* Exercise prompt *
Return the material below in full and exactly.
[START Data supplied]
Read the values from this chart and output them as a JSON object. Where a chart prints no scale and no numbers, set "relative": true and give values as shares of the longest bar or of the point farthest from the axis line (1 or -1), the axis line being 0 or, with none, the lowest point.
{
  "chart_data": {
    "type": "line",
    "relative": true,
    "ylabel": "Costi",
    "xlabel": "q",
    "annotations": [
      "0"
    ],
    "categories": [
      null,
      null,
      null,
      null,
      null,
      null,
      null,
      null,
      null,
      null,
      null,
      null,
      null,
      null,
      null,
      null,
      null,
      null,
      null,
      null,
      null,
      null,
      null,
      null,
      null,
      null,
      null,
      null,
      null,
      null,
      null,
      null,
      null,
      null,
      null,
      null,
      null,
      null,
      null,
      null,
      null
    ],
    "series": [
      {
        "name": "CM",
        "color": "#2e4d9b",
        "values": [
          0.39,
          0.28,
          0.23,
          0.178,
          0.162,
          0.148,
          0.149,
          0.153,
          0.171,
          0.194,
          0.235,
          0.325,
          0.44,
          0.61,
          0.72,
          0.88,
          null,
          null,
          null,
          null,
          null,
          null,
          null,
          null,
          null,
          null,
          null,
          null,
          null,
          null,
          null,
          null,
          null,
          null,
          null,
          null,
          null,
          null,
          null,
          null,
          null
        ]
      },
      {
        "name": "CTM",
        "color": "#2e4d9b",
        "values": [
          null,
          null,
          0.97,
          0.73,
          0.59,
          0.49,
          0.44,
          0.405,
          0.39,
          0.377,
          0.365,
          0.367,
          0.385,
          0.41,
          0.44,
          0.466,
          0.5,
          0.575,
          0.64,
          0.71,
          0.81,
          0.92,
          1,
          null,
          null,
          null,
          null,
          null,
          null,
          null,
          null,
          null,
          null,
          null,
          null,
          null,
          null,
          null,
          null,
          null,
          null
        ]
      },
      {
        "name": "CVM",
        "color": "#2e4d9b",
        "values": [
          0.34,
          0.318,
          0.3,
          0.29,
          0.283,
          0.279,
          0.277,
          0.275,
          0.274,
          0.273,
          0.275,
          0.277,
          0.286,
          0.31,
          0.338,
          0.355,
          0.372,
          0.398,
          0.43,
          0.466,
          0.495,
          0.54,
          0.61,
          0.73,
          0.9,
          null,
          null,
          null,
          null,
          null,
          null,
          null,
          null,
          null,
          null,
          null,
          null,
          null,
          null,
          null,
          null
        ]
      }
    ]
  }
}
[END Data supplied]
* Solution for this problem *
Read the values from this chart and output them as a JSON object. Where a chart prints no scale and no numbers, set "relative": true and give values as shares of the longest bar or of the point farthest from the axis line (1 or -1), the axis line being 0 or, with none, the lowest point.
{
  "chart_data": {
    "type": "line",
    "relative": true,
    "ylabel": "Costi",
    "xlabel": "q",
    "annotations": [
      "0"
    ],
    "categories": [
      null,
      null,
      null,
      null,
      null,
      null,
      null,
      null,
      null,
      null,
      null,
      null,
      null,
      null,
      null,
      null,
      null,
      null,
      null,
      null,
      null,
      null,
      null,
      null,
      null,
      null,
      null,
      null,
      null,
      null,
      null,
      null,
      null,
      null,
      null,
      null,
      null,
      null,
      null,
      null,
      null
    ],
    "series": [
      {
        "name": "CM",
        "color": "#2e4d9b",
        "values": [
          0.39,
          0.28,
          0.23,
          0.178,
          0.162,
          0.148,
          0.149,
          0.153,
          0.171,
          0.194,
          0.235,
          0.325,
          0.44,
          0.61,
          0.72,
          0.88,
          null,
          null,
          null,
          null,
          null,
          null,
          null,
          null,
          null,
          null,
          null,
          null,
          null,
          null,
          null,
          null,
          null,
          null,
          null,
          null,
          null,
          null,
          null,
          null,
          null
        ]
      },
      {
        "name": "CTM",
        "color": "#2e4d9b",
        "values": [
          null,
          null,
          0.97,
          0.73,
          0.59,
          0.49,
          0.44,
          0.405,
          0.39,
          0.377,
          0.365,
          0.367,
          0.385,
          0.41,
          0.44,
          0.466,
          0.5,
          0.575,
          0.64,
          0.71,
          0.81,
          0.92,
          1,
          null,
          null,
          null,
          null,
          null,
          null,
          null,
          null,
          null,
          null,
          null,
          null,
          null,
          null,
          null,
          null,
          null,
          null
        ]
      },
      {
        "name": "CVM",
        "color": "#2e4d9b",
        "values": [
          0.34,
          0.318,
          0.3,
          0.29,
          0.283,
          0.279,
          0.277,
          0.275,
          0.274,
          0.273,
          0.275,
          0.277,
          0.286,
          0.31,
          0.338,
          0.355,
          0.372,
          0.398,
          0.43,
          0.466,
          0.495,
          0.54,
          0.61,
          0.73,
          0.9,
          null,
          null,
          null,
          null,
          null,
          null,
          null,
          null,
          null,
          null,
          null,
          null,
          null,
          null,
          null,
          null
        ]
      }
    ]
  }
}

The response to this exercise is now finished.